(EXERCISE DIRECTIONS)
Take every line from the material that has the word "ylabel" in it.

* START DATA FOR THE TASK *

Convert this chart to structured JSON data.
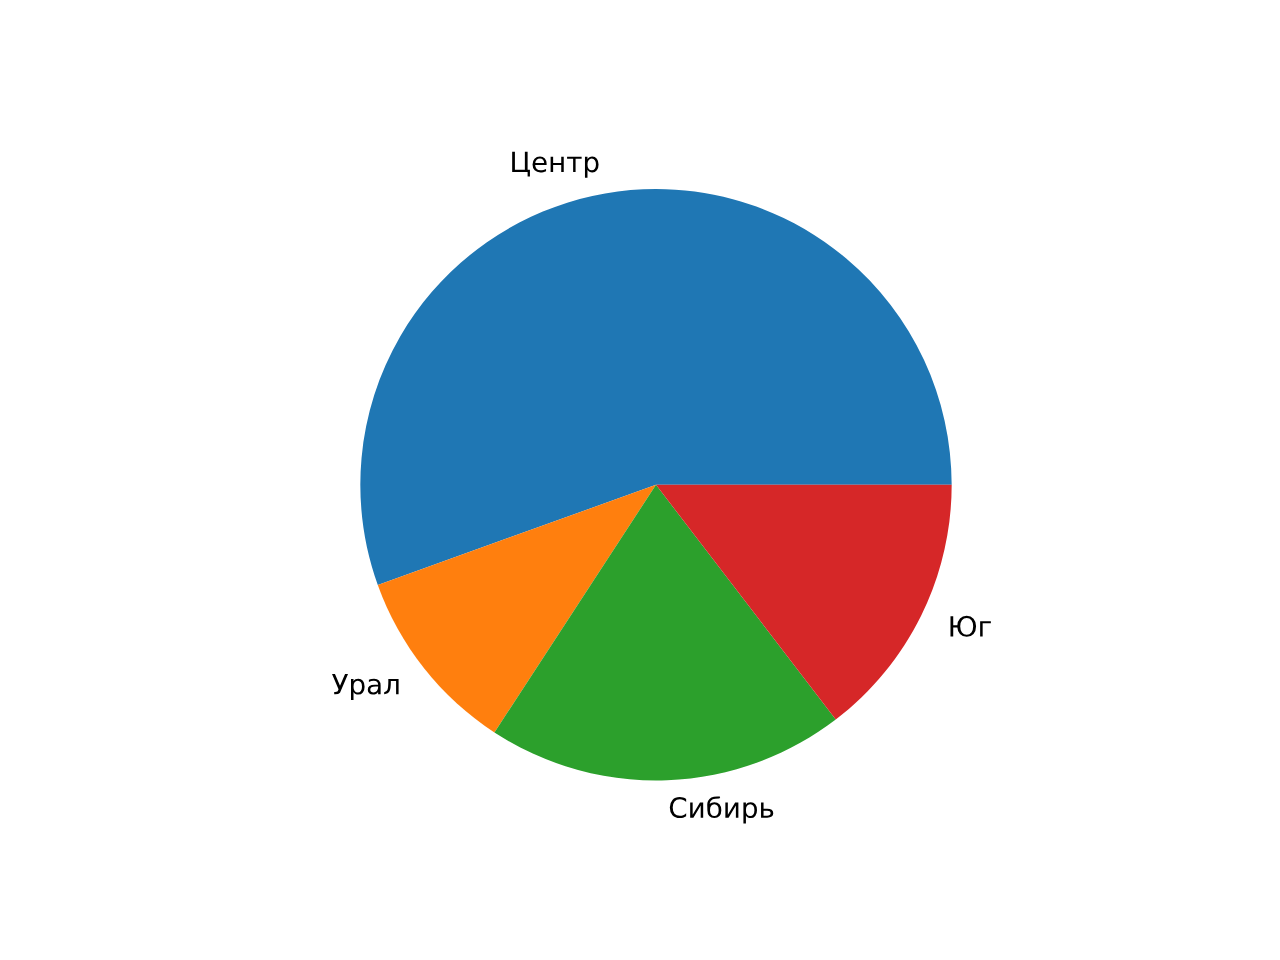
{
  "chart_data": {
    "type": "pie",
    "categories": [
      "Центр",
      "Урал",
      "Сибирь",
      "Юг"
    ],
    "values": [
      55.5,
      10.3,
      19.6,
      14.6
    ],
    "colors": [
      "#1f77b4",
      "#ff7f0e",
      "#2ca02c",
      "#d62728"
    ]
  }
}
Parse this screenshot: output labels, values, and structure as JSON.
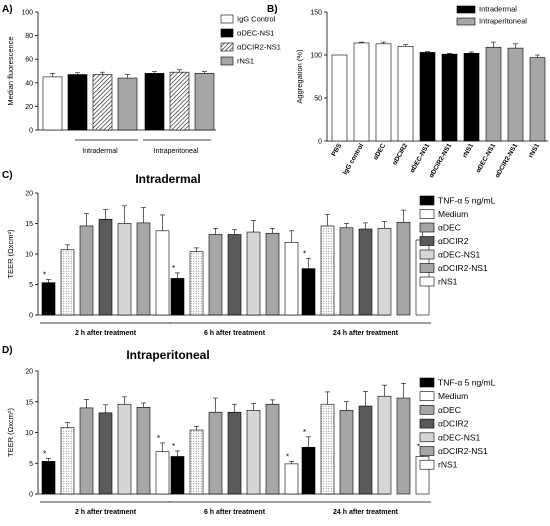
{
  "panels": {
    "a": "A)",
    "b": "B)",
    "c": "C)",
    "d": "D)"
  },
  "styles": {
    "black": "#000000",
    "white": "#ffffff",
    "gray": "#a6a6a6",
    "dark": "#5a5a5a",
    "light": "#d6d6d6"
  },
  "chart_data": [
    {
      "id": "A",
      "type": "bar",
      "ylabel": "Median fluorescence",
      "ylim": [
        0,
        100
      ],
      "yticks": [
        0,
        20,
        40,
        60,
        80,
        100
      ],
      "grid": false,
      "legend_position": "right",
      "legend": [
        {
          "name": "IgG Control",
          "fill": "white"
        },
        {
          "name": "αDEC-NS1",
          "fill": "black"
        },
        {
          "name": "αDCIR2-NS1",
          "fill": "hatch"
        },
        {
          "name": "rNS1",
          "fill": "gray"
        }
      ],
      "groups": [
        {
          "label": "Intradermal",
          "values": [
            45,
            47,
            47,
            44
          ],
          "errors": [
            3,
            1.5,
            2,
            3
          ]
        },
        {
          "label": "Intraperitoneal",
          "values": [
            48,
            49,
            48
          ],
          "errors": [
            1.5,
            2,
            1.5
          ],
          "fills": [
            "black",
            "hatch",
            "gray"
          ]
        }
      ]
    },
    {
      "id": "B",
      "type": "bar",
      "ylabel": "Aggregation (%)",
      "ylim": [
        0,
        150
      ],
      "yticks": [
        0,
        50,
        100,
        150
      ],
      "grid": false,
      "legend_position": "top-right",
      "legend": [
        {
          "name": "Intradermal",
          "fill": "black"
        },
        {
          "name": "Intraperitoneal",
          "fill": "gray"
        }
      ],
      "categories": [
        "PBS",
        "IgG control",
        "αDEC",
        "αDCIR2",
        "αDEC-NS1",
        "αDCIR2-NS1",
        "rNS1",
        "αDEC-NS1",
        "αDCIR2-NS1",
        "rNS1"
      ],
      "values": [
        100,
        114,
        113,
        110,
        103,
        101,
        102,
        109,
        108,
        97
      ],
      "errors": [
        0,
        1,
        2,
        2,
        0.8,
        1,
        1.5,
        6,
        5,
        3
      ],
      "fills": [
        "white",
        "white",
        "white",
        "white",
        "black",
        "black",
        "black",
        "gray",
        "gray",
        "gray"
      ]
    },
    {
      "id": "C",
      "type": "bar",
      "title": "Intradermal",
      "ylabel": "TEER (Ωxcm²)",
      "ylim": [
        0,
        20
      ],
      "yticks": [
        0,
        5,
        10,
        15,
        20
      ],
      "grid": false,
      "legend_position": "right",
      "legend": [
        {
          "name": "TNF-α 5 ng/mL",
          "fill": "black"
        },
        {
          "name": "Medium",
          "fill": "white"
        },
        {
          "name": "αDEC",
          "fill": "gray"
        },
        {
          "name": "αDCIR2",
          "fill": "dark"
        },
        {
          "name": "αDEC-NS1",
          "fill": "light"
        },
        {
          "name": "αDCIR2-NS1",
          "fill": "gray"
        },
        {
          "name": "rNS1",
          "fill": "white"
        }
      ],
      "categories": [
        "2 h after treatment",
        "6 h after treatment",
        "24 h after treatment"
      ],
      "series_fills": [
        "black",
        "dots",
        "gray",
        "dark",
        "light",
        "gray",
        "white"
      ],
      "values": [
        [
          5.3,
          10.7,
          14.6,
          15.7,
          15.0,
          15.1,
          13.8
        ],
        [
          6.0,
          10.4,
          13.2,
          13.2,
          13.6,
          13.4,
          11.9
        ],
        [
          7.6,
          14.6,
          14.3,
          14.1,
          14.2,
          15.2,
          12.3
        ]
      ],
      "errors": [
        [
          0.5,
          0.8,
          2.0,
          1.6,
          2.9,
          2.5,
          2.6
        ],
        [
          0.9,
          0.6,
          1.0,
          0.8,
          1.9,
          0.8,
          1.9
        ],
        [
          1.7,
          1.9,
          0.7,
          1.0,
          1.1,
          2.0,
          1.5
        ]
      ],
      "annotations": [
        {
          "group": 0,
          "bar": 0,
          "text": "*"
        },
        {
          "group": 1,
          "bar": 0,
          "text": "*"
        },
        {
          "group": 2,
          "bar": 0,
          "text": "*"
        }
      ]
    },
    {
      "id": "D",
      "type": "bar",
      "title": "Intraperitoneal",
      "ylabel": "TEER (Ωxcm²)",
      "ylim": [
        0,
        20
      ],
      "yticks": [
        0,
        5,
        10,
        15,
        20
      ],
      "grid": false,
      "legend_position": "right",
      "legend": [
        {
          "name": "TNF-α 5 ng/mL",
          "fill": "black"
        },
        {
          "name": "Medium",
          "fill": "white"
        },
        {
          "name": "αDEC",
          "fill": "gray"
        },
        {
          "name": "αDCIR2",
          "fill": "dark"
        },
        {
          "name": "αDEC-NS1",
          "fill": "light"
        },
        {
          "name": "αDCIR2-NS1",
          "fill": "gray"
        },
        {
          "name": "rNS1",
          "fill": "white"
        }
      ],
      "categories": [
        "2 h after treatment",
        "6 h after treatment",
        "24 h after treatment"
      ],
      "series_fills": [
        "black",
        "dots",
        "gray",
        "dark",
        "light",
        "gray",
        "white"
      ],
      "values": [
        [
          5.3,
          10.8,
          14.0,
          13.2,
          14.6,
          14.1,
          6.9
        ],
        [
          6.1,
          10.4,
          13.3,
          13.3,
          13.6,
          14.6,
          4.9
        ],
        [
          7.6,
          14.6,
          13.6,
          14.3,
          15.9,
          15.6,
          6.1
        ]
      ],
      "errors": [
        [
          0.5,
          0.8,
          1.4,
          1.3,
          1.2,
          0.7,
          1.4
        ],
        [
          0.9,
          0.6,
          2.3,
          1.3,
          1.1,
          0.7,
          0.4
        ],
        [
          1.7,
          2.0,
          1.4,
          2.4,
          1.8,
          2.4,
          0.8
        ]
      ],
      "annotations": [
        {
          "group": 0,
          "bar": 0,
          "text": "*"
        },
        {
          "group": 0,
          "bar": 6,
          "text": "*"
        },
        {
          "group": 1,
          "bar": 0,
          "text": "*"
        },
        {
          "group": 1,
          "bar": 6,
          "text": "*"
        },
        {
          "group": 2,
          "bar": 0,
          "text": "*"
        },
        {
          "group": 2,
          "bar": 6,
          "text": "*"
        }
      ]
    }
  ]
}
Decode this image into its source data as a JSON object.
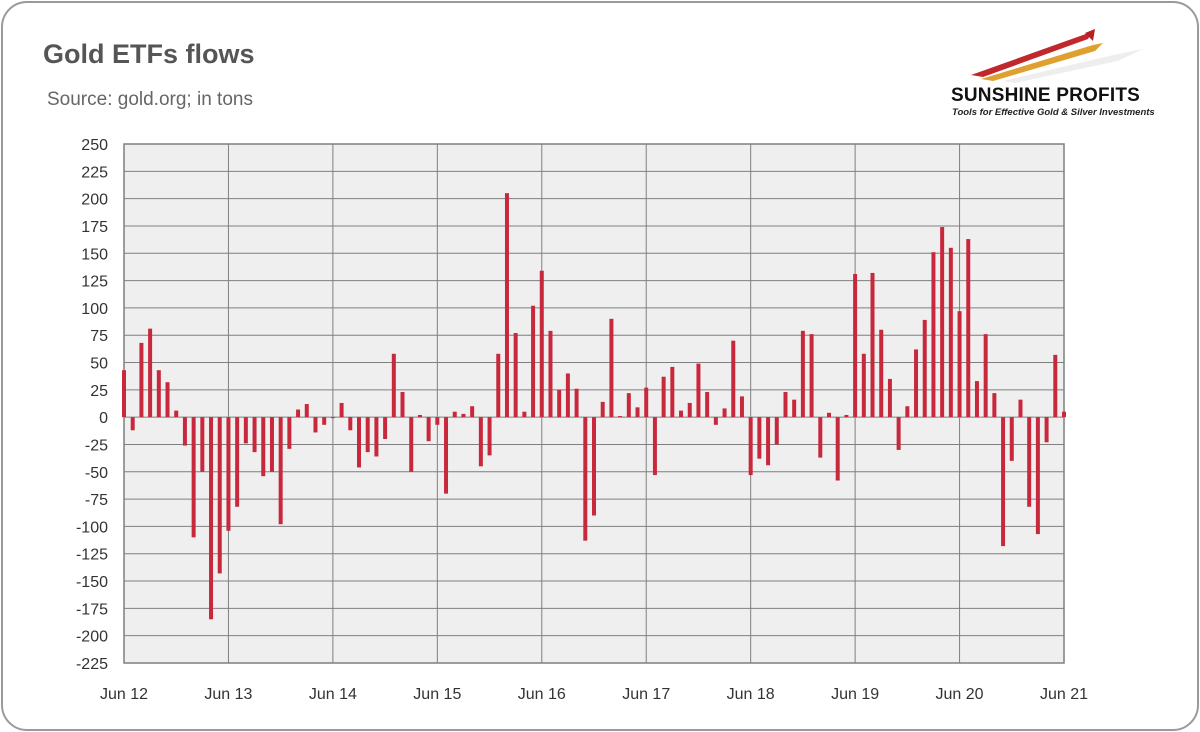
{
  "header": {
    "title": "Gold ETFs flows",
    "subtitle": "Source: gold.org; in tons"
  },
  "logo": {
    "brand": "SUNSHINE PROFITS",
    "tagline": "Tools for Effective Gold & Silver Investments"
  },
  "colors": {
    "bar": "#c8283c",
    "plot_bg": "#efefef",
    "grid": "#7f7f7f"
  },
  "chart_data": {
    "type": "bar",
    "title": "Gold ETFs flows",
    "xlabel": "",
    "ylabel": "",
    "ylim": [
      -225,
      250
    ],
    "y_ticks": [
      250,
      225,
      200,
      175,
      150,
      125,
      100,
      75,
      50,
      25,
      0,
      -25,
      -50,
      -75,
      -100,
      -125,
      -150,
      -175,
      -200,
      -225
    ],
    "x_tick_labels": [
      "Jun 12",
      "Jun 13",
      "Jun 14",
      "Jun 15",
      "Jun 16",
      "Jun 17",
      "Jun 18",
      "Jun 19",
      "Jun 20",
      "Jun 21"
    ],
    "grid": true,
    "values": [
      43,
      -12,
      68,
      81,
      43,
      32,
      6,
      -26,
      -110,
      -50,
      -185,
      -143,
      -104,
      -82,
      -24,
      -32,
      -54,
      -50,
      -98,
      -29,
      7,
      12,
      -14,
      -7,
      0,
      13,
      -12,
      -46,
      -32,
      -36,
      -20,
      58,
      23,
      -50,
      2,
      -22,
      -7,
      -70,
      5,
      3,
      10,
      -45,
      -35,
      58,
      205,
      77,
      5,
      102,
      134,
      79,
      25,
      40,
      26,
      -113,
      -90,
      14,
      90,
      1,
      22,
      9,
      27,
      -53,
      37,
      46,
      6,
      13,
      49,
      23,
      -7,
      8,
      70,
      19,
      -53,
      -38,
      -44,
      -25,
      23,
      16,
      79,
      76,
      -37,
      4,
      -58,
      2,
      131,
      58,
      132,
      80,
      35,
      -30,
      10,
      62,
      89,
      151,
      174,
      155,
      97,
      163,
      33,
      76,
      22,
      -118,
      -40,
      16,
      -82,
      -107,
      -23,
      57,
      5
    ]
  }
}
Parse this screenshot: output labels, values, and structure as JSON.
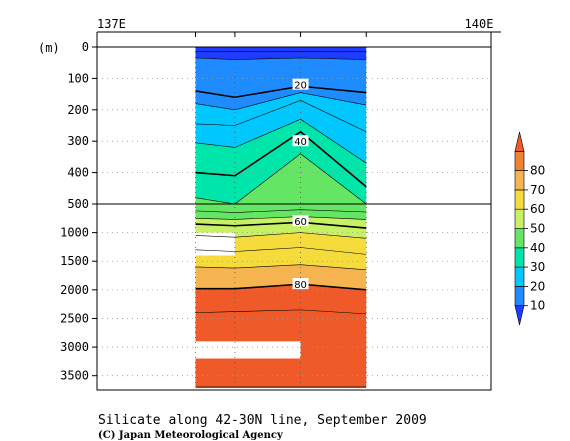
{
  "chart_data": {
    "type": "heatmap",
    "title": "Silicate along 42-30N line, September 2009",
    "credit": "(C) Japan Meteorological Agency",
    "ylabel": "(m)",
    "x_tick_labels": [
      "137E",
      "140E"
    ],
    "x_ticks": [
      137,
      140
    ],
    "xlim": [
      137,
      140
    ],
    "ylim_upper": [
      0,
      500
    ],
    "ylim_lower": [
      500,
      3750
    ],
    "y_tick_labels": [
      "0",
      "100",
      "200",
      "300",
      "400",
      "500",
      "1000",
      "1500",
      "2000",
      "2500",
      "3000",
      "3500"
    ],
    "y_ticks": [
      0,
      100,
      200,
      300,
      400,
      500,
      1000,
      1500,
      2000,
      2500,
      3000,
      3500
    ],
    "stations_lon": [
      137.75,
      138.05,
      138.55,
      139.05
    ],
    "bottom_depth": 3700,
    "contour_labels": [
      {
        "text": "20",
        "lon": 138.55,
        "depth": 120
      },
      {
        "text": "40",
        "lon": 138.55,
        "depth": 300
      },
      {
        "text": "60",
        "lon": 138.55,
        "depth": 800
      },
      {
        "text": "80",
        "lon": 138.55,
        "depth": 1900
      }
    ],
    "colorbar": {
      "levels": [
        10,
        20,
        30,
        40,
        50,
        60,
        70,
        80
      ],
      "colors": [
        "#1e3cff",
        "#1e8cff",
        "#00c8ff",
        "#00e6aa",
        "#64e664",
        "#c8f064",
        "#f5dc3c",
        "#f5b450",
        "#f08232",
        "#f05a28"
      ],
      "labels": [
        "10",
        "20",
        "30",
        "40",
        "50",
        "60",
        "70",
        "80"
      ]
    },
    "isolines": [
      {
        "value": 10,
        "depths": [
          15,
          15,
          15,
          15
        ]
      },
      {
        "value": 15,
        "depths": [
          35,
          40,
          35,
          40
        ]
      },
      {
        "value": 20,
        "depths": [
          140,
          160,
          125,
          145
        ]
      },
      {
        "value": 25,
        "depths": [
          180,
          200,
          145,
          185
        ]
      },
      {
        "value": 30,
        "depths": [
          245,
          250,
          170,
          270
        ]
      },
      {
        "value": 35,
        "depths": [
          305,
          320,
          230,
          370
        ]
      },
      {
        "value": 40,
        "depths": [
          400,
          410,
          270,
          445
        ]
      },
      {
        "value": 45,
        "depths": [
          480,
          500,
          340,
          500
        ]
      },
      {
        "value": 50,
        "depths": [
          620,
          650,
          600,
          640
        ]
      },
      {
        "value": 55,
        "depths": [
          750,
          770,
          720,
          770
        ]
      },
      {
        "value": 60,
        "depths": [
          850,
          880,
          820,
          920
        ]
      },
      {
        "value": 65,
        "depths": [
          1050,
          1080,
          1000,
          1100
        ]
      },
      {
        "value": 70,
        "depths": [
          1300,
          1330,
          1260,
          1380
        ]
      },
      {
        "value": 75,
        "depths": [
          1600,
          1620,
          1560,
          1650
        ]
      },
      {
        "value": 80,
        "depths": [
          1980,
          1980,
          1900,
          2000
        ]
      },
      {
        "value": 85,
        "depths": [
          2400,
          2380,
          2350,
          2420
        ]
      }
    ],
    "bold_isolines": [
      20,
      40,
      60,
      80
    ],
    "missing_blocks": [
      {
        "lon_from": 137.75,
        "lon_to": 138.05,
        "depth_from": 1000,
        "depth_to": 1400
      },
      {
        "lon_from": 137.75,
        "lon_to": 138.55,
        "depth_from": 2900,
        "depth_to": 3200
      }
    ],
    "grid": "dotted"
  }
}
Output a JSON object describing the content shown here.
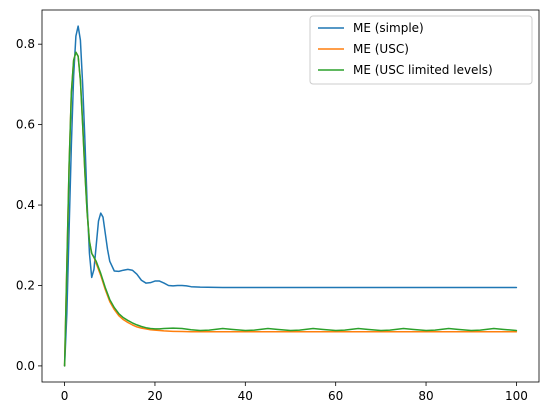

* END DATA FOR THE TASK *

(THE COMPLETED TASK)
      "ylabel": "Median fluorescence",
      "ylabel": "Aggregation (%)",
      "ylabel": "TEER (Ωxcm²)",
      "ylabel": "TEER (Ωxcm²)",
    "ylabel": "",
    "ylabel": "(m)",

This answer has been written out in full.